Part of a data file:
━━━━
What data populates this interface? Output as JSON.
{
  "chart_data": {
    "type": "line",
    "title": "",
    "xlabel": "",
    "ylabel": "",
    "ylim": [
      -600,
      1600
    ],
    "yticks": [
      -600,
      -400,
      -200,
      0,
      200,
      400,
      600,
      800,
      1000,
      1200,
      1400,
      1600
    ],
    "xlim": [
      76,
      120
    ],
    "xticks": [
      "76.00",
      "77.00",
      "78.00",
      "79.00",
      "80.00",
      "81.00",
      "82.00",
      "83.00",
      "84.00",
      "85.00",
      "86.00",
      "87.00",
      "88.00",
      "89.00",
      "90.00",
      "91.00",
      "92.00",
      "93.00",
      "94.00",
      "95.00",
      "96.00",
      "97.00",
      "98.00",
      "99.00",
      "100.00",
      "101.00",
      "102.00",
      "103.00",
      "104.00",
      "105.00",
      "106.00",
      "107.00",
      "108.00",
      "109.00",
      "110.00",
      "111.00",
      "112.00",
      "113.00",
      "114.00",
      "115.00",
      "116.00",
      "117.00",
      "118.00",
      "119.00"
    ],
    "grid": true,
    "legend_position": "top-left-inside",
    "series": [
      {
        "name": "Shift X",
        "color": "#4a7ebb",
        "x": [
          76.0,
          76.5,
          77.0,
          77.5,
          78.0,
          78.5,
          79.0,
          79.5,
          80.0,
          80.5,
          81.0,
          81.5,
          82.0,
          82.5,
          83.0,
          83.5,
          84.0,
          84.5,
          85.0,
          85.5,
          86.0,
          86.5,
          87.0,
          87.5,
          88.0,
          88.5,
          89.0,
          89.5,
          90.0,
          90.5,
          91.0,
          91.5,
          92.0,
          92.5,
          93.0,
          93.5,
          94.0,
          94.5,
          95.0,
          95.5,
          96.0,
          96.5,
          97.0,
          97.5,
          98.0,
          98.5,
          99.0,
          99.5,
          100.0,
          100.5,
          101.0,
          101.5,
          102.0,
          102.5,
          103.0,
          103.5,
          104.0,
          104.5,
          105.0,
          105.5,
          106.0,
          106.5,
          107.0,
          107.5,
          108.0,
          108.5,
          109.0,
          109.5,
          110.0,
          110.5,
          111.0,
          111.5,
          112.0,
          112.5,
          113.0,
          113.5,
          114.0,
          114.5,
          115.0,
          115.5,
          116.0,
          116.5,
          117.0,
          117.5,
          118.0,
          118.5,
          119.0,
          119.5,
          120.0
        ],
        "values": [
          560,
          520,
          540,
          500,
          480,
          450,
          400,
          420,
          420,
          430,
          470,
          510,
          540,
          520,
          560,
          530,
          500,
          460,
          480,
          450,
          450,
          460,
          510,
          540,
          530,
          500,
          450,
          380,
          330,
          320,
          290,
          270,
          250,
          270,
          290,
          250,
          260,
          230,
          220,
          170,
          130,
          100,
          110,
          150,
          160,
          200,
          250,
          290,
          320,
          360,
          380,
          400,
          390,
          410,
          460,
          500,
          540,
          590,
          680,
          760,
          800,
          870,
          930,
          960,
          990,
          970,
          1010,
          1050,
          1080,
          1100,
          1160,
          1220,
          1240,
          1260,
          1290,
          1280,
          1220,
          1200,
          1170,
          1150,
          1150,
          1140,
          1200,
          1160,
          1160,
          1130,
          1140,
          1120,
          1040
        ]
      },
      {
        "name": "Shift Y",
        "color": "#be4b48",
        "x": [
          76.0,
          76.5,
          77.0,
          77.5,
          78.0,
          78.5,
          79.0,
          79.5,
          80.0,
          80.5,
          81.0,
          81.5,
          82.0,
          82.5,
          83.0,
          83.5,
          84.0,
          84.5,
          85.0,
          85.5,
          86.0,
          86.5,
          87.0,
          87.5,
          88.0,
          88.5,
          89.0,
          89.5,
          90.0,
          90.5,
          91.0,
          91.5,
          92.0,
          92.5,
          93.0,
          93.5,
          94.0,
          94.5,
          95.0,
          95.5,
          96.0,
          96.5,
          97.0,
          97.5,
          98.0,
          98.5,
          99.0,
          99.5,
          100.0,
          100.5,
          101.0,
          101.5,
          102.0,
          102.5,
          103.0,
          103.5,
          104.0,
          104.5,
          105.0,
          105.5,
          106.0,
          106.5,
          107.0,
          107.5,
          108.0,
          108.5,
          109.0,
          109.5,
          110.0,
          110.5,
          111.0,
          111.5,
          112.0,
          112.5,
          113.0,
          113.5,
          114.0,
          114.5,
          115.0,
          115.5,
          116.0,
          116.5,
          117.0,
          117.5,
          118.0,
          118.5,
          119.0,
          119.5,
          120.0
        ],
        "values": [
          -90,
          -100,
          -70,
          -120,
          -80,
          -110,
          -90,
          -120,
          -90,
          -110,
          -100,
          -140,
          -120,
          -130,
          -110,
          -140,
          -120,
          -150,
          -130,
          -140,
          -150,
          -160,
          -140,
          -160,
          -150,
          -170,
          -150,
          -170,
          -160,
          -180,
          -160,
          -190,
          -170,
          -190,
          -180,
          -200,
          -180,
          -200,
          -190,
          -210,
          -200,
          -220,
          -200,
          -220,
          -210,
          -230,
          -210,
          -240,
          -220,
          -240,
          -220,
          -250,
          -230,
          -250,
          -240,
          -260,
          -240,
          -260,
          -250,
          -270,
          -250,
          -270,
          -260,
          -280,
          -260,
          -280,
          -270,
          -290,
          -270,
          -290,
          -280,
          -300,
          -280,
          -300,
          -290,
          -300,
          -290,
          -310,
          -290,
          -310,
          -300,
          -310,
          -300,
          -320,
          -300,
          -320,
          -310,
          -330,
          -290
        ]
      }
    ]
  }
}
━━━━
Exactly reproduce every line of the records.

* **EXERCISE RESULT**
What data populates this interface? Output as JSON.
{
  "chart_data": {
    "type": "line",
    "title": "",
    "xlabel": "",
    "ylabel": "",
    "ylim": [
      -600,
      1600
    ],
    "yticks": [
      -600,
      -400,
      -200,
      0,
      200,
      400,
      600,
      800,
      1000,
      1200,
      1400,
      1600
    ],
    "xlim": [
      76,
      120
    ],
    "xticks": [
      "76.00",
      "77.00",
      "78.00",
      "79.00",
      "80.00",
      "81.00",
      "82.00",
      "83.00",
      "84.00",
      "85.00",
      "86.00",
      "87.00",
      "88.00",
      "89.00",
      "90.00",
      "91.00",
      "92.00",
      "93.00",
      "94.00",
      "95.00",
      "96.00",
      "97.00",
      "98.00",
      "99.00",
      "100.00",
      "101.00",
      "102.00",
      "103.00",
      "104.00",
      "105.00",
      "106.00",
      "107.00",
      "108.00",
      "109.00",
      "110.00",
      "111.00",
      "112.00",
      "113.00",
      "114.00",
      "115.00",
      "116.00",
      "117.00",
      "118.00",
      "119.00"
    ],
    "grid": true,
    "legend_position": "top-left-inside",
    "series": [
      {
        "name": "Shift X",
        "color": "#4a7ebb",
        "x": [
          76.0,
          76.5,
          77.0,
          77.5,
          78.0,
          78.5,
          79.0,
          79.5,
          80.0,
          80.5,
          81.0,
          81.5,
          82.0,
          82.5,
          83.0,
          83.5,
          84.0,
          84.5,
          85.0,
          85.5,
          86.0,
          86.5,
          87.0,
          87.5,
          88.0,
          88.5,
          89.0,
          89.5,
          90.0,
          90.5,
          91.0,
          91.5,
          92.0,
          92.5,
          93.0,
          93.5,
          94.0,
          94.5,
          95.0,
          95.5,
          96.0,
          96.5,
          97.0,
          97.5,
          98.0,
          98.5,
          99.0,
          99.5,
          100.0,
          100.5,
          101.0,
          101.5,
          102.0,
          102.5,
          103.0,
          103.5,
          104.0,
          104.5,
          105.0,
          105.5,
          106.0,
          106.5,
          107.0,
          107.5,
          108.0,
          108.5,
          109.0,
          109.5,
          110.0,
          110.5,
          111.0,
          111.5,
          112.0,
          112.5,
          113.0,
          113.5,
          114.0,
          114.5,
          115.0,
          115.5,
          116.0,
          116.5,
          117.0,
          117.5,
          118.0,
          118.5,
          119.0,
          119.5,
          120.0
        ],
        "values": [
          560,
          520,
          540,
          500,
          480,
          450,
          400,
          420,
          420,
          430,
          470,
          510,
          540,
          520,
          560,
          530,
          500,
          460,
          480,
          450,
          450,
          460,
          510,
          540,
          530,
          500,
          450,
          380,
          330,
          320,
          290,
          270,
          250,
          270,
          290,
          250,
          260,
          230,
          220,
          170,
          130,
          100,
          110,
          150,
          160,
          200,
          250,
          290,
          320,
          360,
          380,
          400,
          390,
          410,
          460,
          500,
          540,
          590,
          680,
          760,
          800,
          870,
          930,
          960,
          990,
          970,
          1010,
          1050,
          1080,
          1100,
          1160,
          1220,
          1240,
          1260,
          1290,
          1280,
          1220,
          1200,
          1170,
          1150,
          1150,
          1140,
          1200,
          1160,
          1160,
          1130,
          1140,
          1120,
          1040
        ]
      },
      {
        "name": "Shift Y",
        "color": "#be4b48",
        "x": [
          76.0,
          76.5,
          77.0,
          77.5,
          78.0,
          78.5,
          79.0,
          79.5,
          80.0,
          80.5,
          81.0,
          81.5,
          82.0,
          82.5,
          83.0,
          83.5,
          84.0,
          84.5,
          85.0,
          85.5,
          86.0,
          86.5,
          87.0,
          87.5,
          88.0,
          88.5,
          89.0,
          89.5,
          90.0,
          90.5,
          91.0,
          91.5,
          92.0,
          92.5,
          93.0,
          93.5,
          94.0,
          94.5,
          95.0,
          95.5,
          96.0,
          96.5,
          97.0,
          97.5,
          98.0,
          98.5,
          99.0,
          99.5,
          100.0,
          100.5,
          101.0,
          101.5,
          102.0,
          102.5,
          103.0,
          103.5,
          104.0,
          104.5,
          105.0,
          105.5,
          106.0,
          106.5,
          107.0,
          107.5,
          108.0,
          108.5,
          109.0,
          109.5,
          110.0,
          110.5,
          111.0,
          111.5,
          112.0,
          112.5,
          113.0,
          113.5,
          114.0,
          114.5,
          115.0,
          115.5,
          116.0,
          116.5,
          117.0,
          117.5,
          118.0,
          118.5,
          119.0,
          119.5,
          120.0
        ],
        "values": [
          -90,
          -100,
          -70,
          -120,
          -80,
          -110,
          -90,
          -120,
          -90,
          -110,
          -100,
          -140,
          -120,
          -130,
          -110,
          -140,
          -120,
          -150,
          -130,
          -140,
          -150,
          -160,
          -140,
          -160,
          -150,
          -170,
          -150,
          -170,
          -160,
          -180,
          -160,
          -190,
          -170,
          -190,
          -180,
          -200,
          -180,
          -200,
          -190,
          -210,
          -200,
          -220,
          -200,
          -220,
          -210,
          -230,
          -210,
          -240,
          -220,
          -240,
          -220,
          -250,
          -230,
          -250,
          -240,
          -260,
          -240,
          -260,
          -250,
          -270,
          -250,
          -270,
          -260,
          -280,
          -260,
          -280,
          -270,
          -290,
          -270,
          -290,
          -280,
          -300,
          -280,
          -300,
          -290,
          -300,
          -290,
          -310,
          -290,
          -310,
          -300,
          -310,
          -300,
          -320,
          -300,
          -320,
          -310,
          -330,
          -290
        ]
      }
    ]
  }
}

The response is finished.